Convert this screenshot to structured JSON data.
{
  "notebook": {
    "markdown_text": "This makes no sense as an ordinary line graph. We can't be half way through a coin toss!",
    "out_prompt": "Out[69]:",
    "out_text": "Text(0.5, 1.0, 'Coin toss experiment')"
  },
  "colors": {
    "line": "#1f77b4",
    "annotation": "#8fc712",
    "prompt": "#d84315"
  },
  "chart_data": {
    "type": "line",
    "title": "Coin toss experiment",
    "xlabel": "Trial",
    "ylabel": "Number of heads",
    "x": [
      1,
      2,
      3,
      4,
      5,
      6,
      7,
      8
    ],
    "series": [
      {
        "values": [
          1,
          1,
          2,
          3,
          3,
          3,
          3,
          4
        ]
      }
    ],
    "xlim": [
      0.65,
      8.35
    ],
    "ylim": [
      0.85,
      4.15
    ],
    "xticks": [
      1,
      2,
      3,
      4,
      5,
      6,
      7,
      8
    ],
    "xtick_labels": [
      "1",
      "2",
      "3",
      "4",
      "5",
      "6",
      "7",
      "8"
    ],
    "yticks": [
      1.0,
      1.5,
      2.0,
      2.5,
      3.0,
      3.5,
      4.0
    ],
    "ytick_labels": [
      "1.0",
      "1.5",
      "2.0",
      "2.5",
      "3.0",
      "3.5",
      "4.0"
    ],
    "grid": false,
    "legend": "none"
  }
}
=====
## Requirement
Read the entries above, then pull out the lines that include "experiment".

## Correct result
    "out_text": "Text(0.5, 1.0, 'Coin toss experiment')"
    "title": "Coin toss experiment",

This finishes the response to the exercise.